▸ **EXERCISE MATERIAL**:
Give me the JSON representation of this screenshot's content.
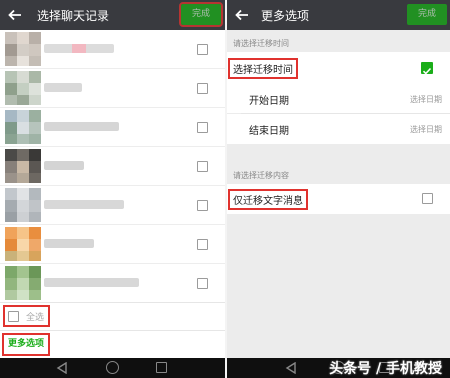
{
  "left": {
    "title": "选择聊天记录",
    "done_label": "完成",
    "chat_count": 7,
    "select_all_label": "全选",
    "more_options_label": "更多选项"
  },
  "right": {
    "title": "更多选项",
    "done_label": "完成",
    "section_time": "请选择迁移时间",
    "select_time_label": "选择迁移时间",
    "select_time_checked": true,
    "start_date_label": "开始日期",
    "start_date_value": "选择日期",
    "end_date_label": "结束日期",
    "end_date_value": "选择日期",
    "section_content": "请选择迁移内容",
    "text_only_label": "仅迁移文字消息",
    "text_only_checked": false
  },
  "watermark": "头条号 / 手机教授",
  "colors": {
    "topbar": "#393a3f",
    "accent": "#1aad19",
    "highlight": "#e0322e",
    "navbar": "#0f0f0f"
  }
}
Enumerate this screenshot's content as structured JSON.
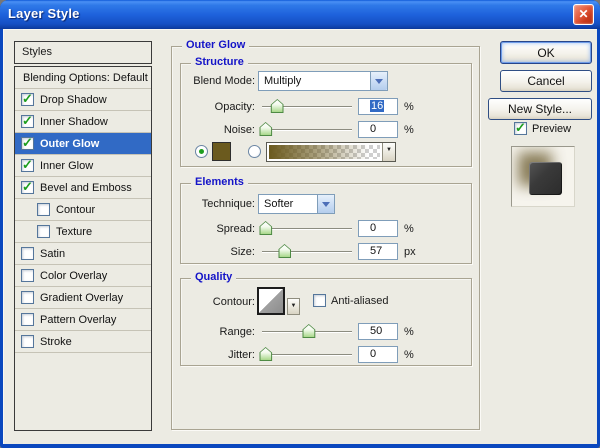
{
  "window": {
    "title": "Layer Style",
    "close_glyph": "✕"
  },
  "colors": {
    "selection_blue": "#316AC5",
    "glow_swatch": "#6B5A1E",
    "check_green": "#1E9E1E"
  },
  "sidebar": {
    "header": "Styles",
    "items": [
      {
        "label": "Blending Options: Default",
        "checkbox": false,
        "checked": false,
        "indent": false,
        "selected": false
      },
      {
        "label": "Drop Shadow",
        "checkbox": true,
        "checked": true,
        "indent": false,
        "selected": false
      },
      {
        "label": "Inner Shadow",
        "checkbox": true,
        "checked": true,
        "indent": false,
        "selected": false
      },
      {
        "label": "Outer Glow",
        "checkbox": true,
        "checked": true,
        "indent": false,
        "selected": true
      },
      {
        "label": "Inner Glow",
        "checkbox": true,
        "checked": true,
        "indent": false,
        "selected": false
      },
      {
        "label": "Bevel and Emboss",
        "checkbox": true,
        "checked": true,
        "indent": false,
        "selected": false
      },
      {
        "label": "Contour",
        "checkbox": true,
        "checked": false,
        "indent": true,
        "selected": false
      },
      {
        "label": "Texture",
        "checkbox": true,
        "checked": false,
        "indent": true,
        "selected": false
      },
      {
        "label": "Satin",
        "checkbox": true,
        "checked": false,
        "indent": false,
        "selected": false
      },
      {
        "label": "Color Overlay",
        "checkbox": true,
        "checked": false,
        "indent": false,
        "selected": false
      },
      {
        "label": "Gradient Overlay",
        "checkbox": true,
        "checked": false,
        "indent": false,
        "selected": false
      },
      {
        "label": "Pattern Overlay",
        "checkbox": true,
        "checked": false,
        "indent": false,
        "selected": false
      },
      {
        "label": "Stroke",
        "checkbox": true,
        "checked": false,
        "indent": false,
        "selected": false
      }
    ]
  },
  "panel": {
    "title": "Outer Glow",
    "structure": {
      "title": "Structure",
      "blend_mode_label": "Blend Mode:",
      "blend_mode_value": "Multiply",
      "opacity_label": "Opacity:",
      "opacity_value": "16",
      "opacity_unit": "%",
      "opacity_pct": 17,
      "noise_label": "Noise:",
      "noise_value": "0",
      "noise_unit": "%",
      "noise_pct": 4,
      "color_radio_selected": true,
      "gradient_radio_selected": false
    },
    "elements": {
      "title": "Elements",
      "technique_label": "Technique:",
      "technique_value": "Softer",
      "spread_label": "Spread:",
      "spread_value": "0",
      "spread_unit": "%",
      "spread_pct": 4,
      "size_label": "Size:",
      "size_value": "57",
      "size_unit": "px",
      "size_pct": 25
    },
    "quality": {
      "title": "Quality",
      "contour_label": "Contour:",
      "anti_aliased_label": "Anti-aliased",
      "anti_aliased_checked": false,
      "range_label": "Range:",
      "range_value": "50",
      "range_unit": "%",
      "range_pct": 52,
      "jitter_label": "Jitter:",
      "jitter_value": "0",
      "jitter_unit": "%",
      "jitter_pct": 4
    }
  },
  "actions": {
    "ok": "OK",
    "cancel": "Cancel",
    "new_style": "New Style...",
    "preview": "Preview",
    "preview_checked": true
  }
}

▸ **GIVEN TASK**:
Reproduce the material in its entirety and word for word, without the pictures.

▸ **SOLUTION FOR THIS EXERCISE**:
Give me the JSON representation of this screenshot's content.
{
  "left": {
    "title": "选择聊天记录",
    "done_label": "完成",
    "chat_count": 7,
    "select_all_label": "全选",
    "more_options_label": "更多选项"
  },
  "right": {
    "title": "更多选项",
    "done_label": "完成",
    "section_time": "请选择迁移时间",
    "select_time_label": "选择迁移时间",
    "select_time_checked": true,
    "start_date_label": "开始日期",
    "start_date_value": "选择日期",
    "end_date_label": "结束日期",
    "end_date_value": "选择日期",
    "section_content": "请选择迁移内容",
    "text_only_label": "仅迁移文字消息",
    "text_only_checked": false
  },
  "watermark": "头条号 / 手机教授",
  "colors": {
    "topbar": "#393a3f",
    "accent": "#1aad19",
    "highlight": "#e0322e",
    "navbar": "#0f0f0f"
  }
}
Enumerate this screenshot's content as structured JSON.
{
  "window": {
    "title": "Layer Style",
    "close_glyph": "✕"
  },
  "colors": {
    "selection_blue": "#316AC5",
    "glow_swatch": "#6B5A1E",
    "check_green": "#1E9E1E"
  },
  "sidebar": {
    "header": "Styles",
    "items": [
      {
        "label": "Blending Options: Default",
        "checkbox": false,
        "checked": false,
        "indent": false,
        "selected": false
      },
      {
        "label": "Drop Shadow",
        "checkbox": true,
        "checked": true,
        "indent": false,
        "selected": false
      },
      {
        "label": "Inner Shadow",
        "checkbox": true,
        "checked": true,
        "indent": false,
        "selected": false
      },
      {
        "label": "Outer Glow",
        "checkbox": true,
        "checked": true,
        "indent": false,
        "selected": true
      },
      {
        "label": "Inner Glow",
        "checkbox": true,
        "checked": true,
        "indent": false,
        "selected": false
      },
      {
        "label": "Bevel and Emboss",
        "checkbox": true,
        "checked": true,
        "indent": false,
        "selected": false
      },
      {
        "label": "Contour",
        "checkbox": true,
        "checked": false,
        "indent": true,
        "selected": false
      },
      {
        "label": "Texture",
        "checkbox": true,
        "checked": false,
        "indent": true,
        "selected": false
      },
      {
        "label": "Satin",
        "checkbox": true,
        "checked": false,
        "indent": false,
        "selected": false
      },
      {
        "label": "Color Overlay",
        "checkbox": true,
        "checked": false,
        "indent": false,
        "selected": false
      },
      {
        "label": "Gradient Overlay",
        "checkbox": true,
        "checked": false,
        "indent": false,
        "selected": false
      },
      {
        "label": "Pattern Overlay",
        "checkbox": true,
        "checked": false,
        "indent": false,
        "selected": false
      },
      {
        "label": "Stroke",
        "checkbox": true,
        "checked": false,
        "indent": false,
        "selected": false
      }
    ]
  },
  "panel": {
    "title": "Outer Glow",
    "structure": {
      "title": "Structure",
      "blend_mode_label": "Blend Mode:",
      "blend_mode_value": "Multiply",
      "opacity_label": "Opacity:",
      "opacity_value": "16",
      "opacity_unit": "%",
      "opacity_pct": 17,
      "noise_label": "Noise:",
      "noise_value": "0",
      "noise_unit": "%",
      "noise_pct": 4,
      "color_radio_selected": true,
      "gradient_radio_selected": false
    },
    "elements": {
      "title": "Elements",
      "technique_label": "Technique:",
      "technique_value": "Softer",
      "spread_label": "Spread:",
      "spread_value": "0",
      "spread_unit": "%",
      "spread_pct": 4,
      "size_label": "Size:",
      "size_value": "57",
      "size_unit": "px",
      "size_pct": 25
    },
    "quality": {
      "title": "Quality",
      "contour_label": "Contour:",
      "anti_aliased_label": "Anti-aliased",
      "anti_aliased_checked": false,
      "range_label": "Range:",
      "range_value": "50",
      "range_unit": "%",
      "range_pct": 52,
      "jitter_label": "Jitter:",
      "jitter_value": "0",
      "jitter_unit": "%",
      "jitter_pct": 4
    }
  },
  "actions": {
    "ok": "OK",
    "cancel": "Cancel",
    "new_style": "New Style...",
    "preview": "Preview",
    "preview_checked": true
  }
}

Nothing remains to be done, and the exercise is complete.